» **Selected text**:
· · · ·


    Want freedom from big brother? It’s not impossible, or even particularly difficult. Don’t use Facebook. Ever. If you use social media of another stripe, do so under an alias and never post personally identifying information of any type. Disable location metadata on your mobile devices. Attach your cell phone(s) to a business account, wherein said business is registered in a state with good privacy laws (Nevada, Delaware, etc). Do the same for your home internet, car registration, insurance, etc.

    A few very simple tweaks like that can vastly reduce one’s data signature with the usual suspects, and you still get to reap the benefits of the connected world.

  4. Not planning on buying any of these appliances, but if I were to, how about if I just don’t let it attach to my network?

    1. You’ll find that not connecting them will make them inoperable. Try disabling the EDR “black box” in your car, for instance.

  5. Kim,
    Ted over at “Borepatch” is an internet and network security guru. In the past he’s had LOTS to say about “connected” devices, and if memory serves, none of what Ted has opined shines positive light upon them. In a stunningly disturbing example, and I don’t recall all the details, there was one case of a connected children’s toy that had no security. Said toy was hacked by a pedophile who then used the toy to send nasty verbal messages to young kids. I believe the toy has since been removed from the market. In short, security and end-user controls are frequently only an afterthought in the design of these devices, and as you allude, are often intentionally ignored to allow MegaCorp the access you describe.

  6. If they’re going to be making money off of MY DATA, the least they could do is to GIVE me the damn item to use.
    (Of course, then I could take it to a hacker and de-link, but that would be wrong, or something)

  7. ‘Opting out’ was the euphemism that RAF pilot officer recruits used before the war for getting fired.

  8. Household appliances and our cars are our servants, they heat our homes, they wash our clothes & very them, the heat our stoves and water, they keep us cool in the summer much better than a boy with a fan and they keep our food available for instant use. We no longer have to keep a stable and feed horses even when we don’t want to travel, without raising chickens or hogs we can have bacon and eggs every morning so we have enough without having our servants spying on us.

· · · ·

» **Information provided**:
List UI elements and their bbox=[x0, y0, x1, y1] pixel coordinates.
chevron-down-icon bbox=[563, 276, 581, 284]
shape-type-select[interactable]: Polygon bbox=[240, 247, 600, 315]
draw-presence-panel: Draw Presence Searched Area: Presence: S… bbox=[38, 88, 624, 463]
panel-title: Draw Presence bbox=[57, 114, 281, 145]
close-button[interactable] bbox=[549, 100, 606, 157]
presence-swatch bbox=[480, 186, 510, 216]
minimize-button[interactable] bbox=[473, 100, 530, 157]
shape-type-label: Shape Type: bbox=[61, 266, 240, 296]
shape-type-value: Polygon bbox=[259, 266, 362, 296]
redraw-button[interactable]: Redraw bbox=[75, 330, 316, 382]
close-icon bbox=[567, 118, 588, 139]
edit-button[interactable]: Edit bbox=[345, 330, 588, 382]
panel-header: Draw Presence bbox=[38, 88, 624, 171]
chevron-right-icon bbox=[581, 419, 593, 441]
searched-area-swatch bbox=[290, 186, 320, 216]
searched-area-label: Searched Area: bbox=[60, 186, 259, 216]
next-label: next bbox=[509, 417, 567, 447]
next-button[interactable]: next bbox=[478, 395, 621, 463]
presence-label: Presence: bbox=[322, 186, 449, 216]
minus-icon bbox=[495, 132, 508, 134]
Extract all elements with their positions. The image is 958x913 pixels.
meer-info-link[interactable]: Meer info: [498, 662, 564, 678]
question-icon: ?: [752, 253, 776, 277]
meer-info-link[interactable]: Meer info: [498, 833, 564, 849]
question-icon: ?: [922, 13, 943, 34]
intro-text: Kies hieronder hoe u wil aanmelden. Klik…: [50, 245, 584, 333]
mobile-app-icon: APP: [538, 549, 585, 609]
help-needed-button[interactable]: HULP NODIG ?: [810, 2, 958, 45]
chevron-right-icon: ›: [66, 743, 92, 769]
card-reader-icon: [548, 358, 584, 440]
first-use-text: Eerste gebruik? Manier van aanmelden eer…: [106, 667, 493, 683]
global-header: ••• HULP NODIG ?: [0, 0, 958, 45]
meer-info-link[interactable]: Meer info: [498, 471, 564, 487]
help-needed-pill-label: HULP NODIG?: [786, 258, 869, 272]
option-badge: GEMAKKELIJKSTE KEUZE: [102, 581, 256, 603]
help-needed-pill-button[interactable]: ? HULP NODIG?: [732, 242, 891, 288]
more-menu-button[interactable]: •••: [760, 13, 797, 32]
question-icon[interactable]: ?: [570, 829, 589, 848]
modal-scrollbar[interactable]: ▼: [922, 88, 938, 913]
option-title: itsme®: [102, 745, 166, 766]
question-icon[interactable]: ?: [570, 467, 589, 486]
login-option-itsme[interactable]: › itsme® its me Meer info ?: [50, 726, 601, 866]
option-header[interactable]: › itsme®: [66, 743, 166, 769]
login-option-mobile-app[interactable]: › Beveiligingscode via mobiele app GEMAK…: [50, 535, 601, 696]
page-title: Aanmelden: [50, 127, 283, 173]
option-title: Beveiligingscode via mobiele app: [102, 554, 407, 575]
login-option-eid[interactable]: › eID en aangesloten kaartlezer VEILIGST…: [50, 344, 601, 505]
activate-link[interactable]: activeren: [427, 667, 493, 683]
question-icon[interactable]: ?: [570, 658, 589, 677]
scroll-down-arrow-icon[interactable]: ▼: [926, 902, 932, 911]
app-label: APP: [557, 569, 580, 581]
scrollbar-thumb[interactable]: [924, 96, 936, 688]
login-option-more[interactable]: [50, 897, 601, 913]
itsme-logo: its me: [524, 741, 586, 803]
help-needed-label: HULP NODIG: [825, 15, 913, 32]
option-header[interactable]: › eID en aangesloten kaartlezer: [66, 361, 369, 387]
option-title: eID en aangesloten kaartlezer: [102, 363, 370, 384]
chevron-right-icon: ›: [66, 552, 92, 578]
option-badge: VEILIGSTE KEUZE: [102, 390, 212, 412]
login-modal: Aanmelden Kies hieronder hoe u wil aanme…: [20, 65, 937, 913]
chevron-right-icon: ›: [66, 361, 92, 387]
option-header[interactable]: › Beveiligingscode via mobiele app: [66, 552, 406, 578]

· · · ·

List every item that the comments on connected devices say should be attached to a business account.

Cell phone(s), home internet, car registration, insurance